### Direction
Go through the entries below and copy each line containing the word "image".

(A block of data)
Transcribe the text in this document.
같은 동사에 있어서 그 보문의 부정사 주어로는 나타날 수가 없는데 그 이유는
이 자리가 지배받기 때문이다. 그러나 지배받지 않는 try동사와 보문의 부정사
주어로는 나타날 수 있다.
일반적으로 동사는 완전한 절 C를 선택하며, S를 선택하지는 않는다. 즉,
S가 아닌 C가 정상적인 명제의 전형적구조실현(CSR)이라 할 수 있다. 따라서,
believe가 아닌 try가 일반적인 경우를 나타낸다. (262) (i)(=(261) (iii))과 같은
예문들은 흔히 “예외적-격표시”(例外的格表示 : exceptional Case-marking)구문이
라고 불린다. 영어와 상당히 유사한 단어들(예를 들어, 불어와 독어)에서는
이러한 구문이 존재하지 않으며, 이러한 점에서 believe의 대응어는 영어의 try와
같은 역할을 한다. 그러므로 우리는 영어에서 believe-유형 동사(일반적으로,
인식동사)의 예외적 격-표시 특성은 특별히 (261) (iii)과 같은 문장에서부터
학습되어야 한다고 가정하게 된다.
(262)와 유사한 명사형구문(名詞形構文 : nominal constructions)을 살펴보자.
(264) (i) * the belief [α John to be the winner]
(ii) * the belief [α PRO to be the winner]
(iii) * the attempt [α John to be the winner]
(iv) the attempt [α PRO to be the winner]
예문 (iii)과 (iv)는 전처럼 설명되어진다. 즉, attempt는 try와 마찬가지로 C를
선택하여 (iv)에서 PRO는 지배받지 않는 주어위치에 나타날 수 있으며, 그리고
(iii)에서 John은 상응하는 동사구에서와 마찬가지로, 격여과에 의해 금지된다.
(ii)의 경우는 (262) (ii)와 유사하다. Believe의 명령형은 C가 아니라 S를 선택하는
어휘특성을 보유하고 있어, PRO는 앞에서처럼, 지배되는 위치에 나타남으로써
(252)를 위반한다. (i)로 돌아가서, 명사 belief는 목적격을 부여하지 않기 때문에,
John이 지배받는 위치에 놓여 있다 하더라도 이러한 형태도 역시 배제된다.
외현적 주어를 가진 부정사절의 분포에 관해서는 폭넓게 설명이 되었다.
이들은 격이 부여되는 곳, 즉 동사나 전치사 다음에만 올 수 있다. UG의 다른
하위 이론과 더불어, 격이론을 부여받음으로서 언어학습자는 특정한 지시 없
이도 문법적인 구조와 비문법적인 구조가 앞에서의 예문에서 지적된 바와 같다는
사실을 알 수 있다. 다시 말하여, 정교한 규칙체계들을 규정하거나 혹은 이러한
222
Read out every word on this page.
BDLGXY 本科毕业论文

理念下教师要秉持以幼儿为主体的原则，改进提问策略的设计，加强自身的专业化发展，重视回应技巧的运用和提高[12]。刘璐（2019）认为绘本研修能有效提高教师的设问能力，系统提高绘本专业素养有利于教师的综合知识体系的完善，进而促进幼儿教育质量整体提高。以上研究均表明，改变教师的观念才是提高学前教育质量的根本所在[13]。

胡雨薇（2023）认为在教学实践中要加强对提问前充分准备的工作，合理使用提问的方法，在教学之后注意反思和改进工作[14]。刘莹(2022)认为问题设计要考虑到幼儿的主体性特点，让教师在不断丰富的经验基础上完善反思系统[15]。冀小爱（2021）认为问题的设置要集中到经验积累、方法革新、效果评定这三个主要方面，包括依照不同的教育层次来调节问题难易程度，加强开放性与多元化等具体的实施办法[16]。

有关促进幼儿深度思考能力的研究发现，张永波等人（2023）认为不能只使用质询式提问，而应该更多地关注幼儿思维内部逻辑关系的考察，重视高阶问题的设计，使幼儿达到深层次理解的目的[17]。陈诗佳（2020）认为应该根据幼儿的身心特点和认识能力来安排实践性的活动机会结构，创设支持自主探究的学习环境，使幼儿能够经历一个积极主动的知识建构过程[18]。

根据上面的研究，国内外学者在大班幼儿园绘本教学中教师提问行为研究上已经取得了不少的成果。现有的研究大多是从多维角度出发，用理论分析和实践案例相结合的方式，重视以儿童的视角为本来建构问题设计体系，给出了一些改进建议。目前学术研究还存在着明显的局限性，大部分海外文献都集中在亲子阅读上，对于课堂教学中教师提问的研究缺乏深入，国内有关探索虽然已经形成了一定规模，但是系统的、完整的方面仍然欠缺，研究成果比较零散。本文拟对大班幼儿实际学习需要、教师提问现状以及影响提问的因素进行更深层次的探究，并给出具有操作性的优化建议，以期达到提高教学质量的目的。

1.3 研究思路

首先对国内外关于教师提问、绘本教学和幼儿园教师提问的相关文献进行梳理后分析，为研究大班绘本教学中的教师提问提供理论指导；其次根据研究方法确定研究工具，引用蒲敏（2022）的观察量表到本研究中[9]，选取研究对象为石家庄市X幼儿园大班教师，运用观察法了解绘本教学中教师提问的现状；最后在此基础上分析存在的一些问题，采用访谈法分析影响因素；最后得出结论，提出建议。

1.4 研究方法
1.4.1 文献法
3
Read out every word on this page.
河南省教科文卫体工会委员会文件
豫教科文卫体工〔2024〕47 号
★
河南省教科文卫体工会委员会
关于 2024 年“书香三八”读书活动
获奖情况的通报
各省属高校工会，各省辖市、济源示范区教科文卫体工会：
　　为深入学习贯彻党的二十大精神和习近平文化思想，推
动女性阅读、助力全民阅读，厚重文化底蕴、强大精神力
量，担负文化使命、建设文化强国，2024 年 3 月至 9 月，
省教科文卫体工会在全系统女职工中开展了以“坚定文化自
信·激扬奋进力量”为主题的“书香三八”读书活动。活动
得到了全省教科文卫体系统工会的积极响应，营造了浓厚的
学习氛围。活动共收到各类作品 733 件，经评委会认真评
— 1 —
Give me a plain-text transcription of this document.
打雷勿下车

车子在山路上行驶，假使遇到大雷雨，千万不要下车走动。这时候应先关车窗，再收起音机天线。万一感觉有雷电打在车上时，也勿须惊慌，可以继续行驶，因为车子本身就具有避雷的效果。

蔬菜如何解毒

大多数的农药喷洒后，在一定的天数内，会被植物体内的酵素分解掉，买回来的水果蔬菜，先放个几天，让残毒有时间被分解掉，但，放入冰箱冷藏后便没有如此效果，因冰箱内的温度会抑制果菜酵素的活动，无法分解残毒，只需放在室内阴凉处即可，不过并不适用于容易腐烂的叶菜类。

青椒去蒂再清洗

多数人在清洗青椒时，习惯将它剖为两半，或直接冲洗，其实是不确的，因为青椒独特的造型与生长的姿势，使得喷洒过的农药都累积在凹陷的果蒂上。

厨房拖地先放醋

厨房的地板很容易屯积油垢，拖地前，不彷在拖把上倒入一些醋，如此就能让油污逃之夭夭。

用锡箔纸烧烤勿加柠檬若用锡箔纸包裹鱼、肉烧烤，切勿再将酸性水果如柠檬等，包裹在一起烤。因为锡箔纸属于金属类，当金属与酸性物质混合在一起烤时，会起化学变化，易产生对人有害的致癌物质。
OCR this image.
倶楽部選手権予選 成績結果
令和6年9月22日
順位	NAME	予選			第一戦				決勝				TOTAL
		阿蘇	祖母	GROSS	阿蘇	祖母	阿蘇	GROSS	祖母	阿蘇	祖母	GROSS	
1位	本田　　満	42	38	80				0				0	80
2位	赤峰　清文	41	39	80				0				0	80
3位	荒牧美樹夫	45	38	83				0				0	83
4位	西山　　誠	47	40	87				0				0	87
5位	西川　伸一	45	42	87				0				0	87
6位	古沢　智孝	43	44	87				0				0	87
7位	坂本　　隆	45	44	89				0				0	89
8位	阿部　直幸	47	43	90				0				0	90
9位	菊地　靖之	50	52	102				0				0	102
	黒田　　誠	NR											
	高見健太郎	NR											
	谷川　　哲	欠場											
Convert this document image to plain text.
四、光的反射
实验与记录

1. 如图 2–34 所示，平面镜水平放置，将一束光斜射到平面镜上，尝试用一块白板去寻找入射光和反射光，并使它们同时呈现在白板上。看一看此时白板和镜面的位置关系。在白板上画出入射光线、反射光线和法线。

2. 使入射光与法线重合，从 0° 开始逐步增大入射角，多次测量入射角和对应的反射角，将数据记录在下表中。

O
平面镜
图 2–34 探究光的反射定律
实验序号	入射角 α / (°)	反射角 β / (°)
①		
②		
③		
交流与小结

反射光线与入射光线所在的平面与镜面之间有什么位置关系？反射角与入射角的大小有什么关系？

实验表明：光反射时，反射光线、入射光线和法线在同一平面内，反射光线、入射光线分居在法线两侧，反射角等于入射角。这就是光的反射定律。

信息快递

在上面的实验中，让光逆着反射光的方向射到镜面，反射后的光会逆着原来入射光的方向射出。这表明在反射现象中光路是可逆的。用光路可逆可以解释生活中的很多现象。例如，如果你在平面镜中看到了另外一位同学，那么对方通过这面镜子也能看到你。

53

### Answer in full
OCR this image.
Convert this document image to plain text.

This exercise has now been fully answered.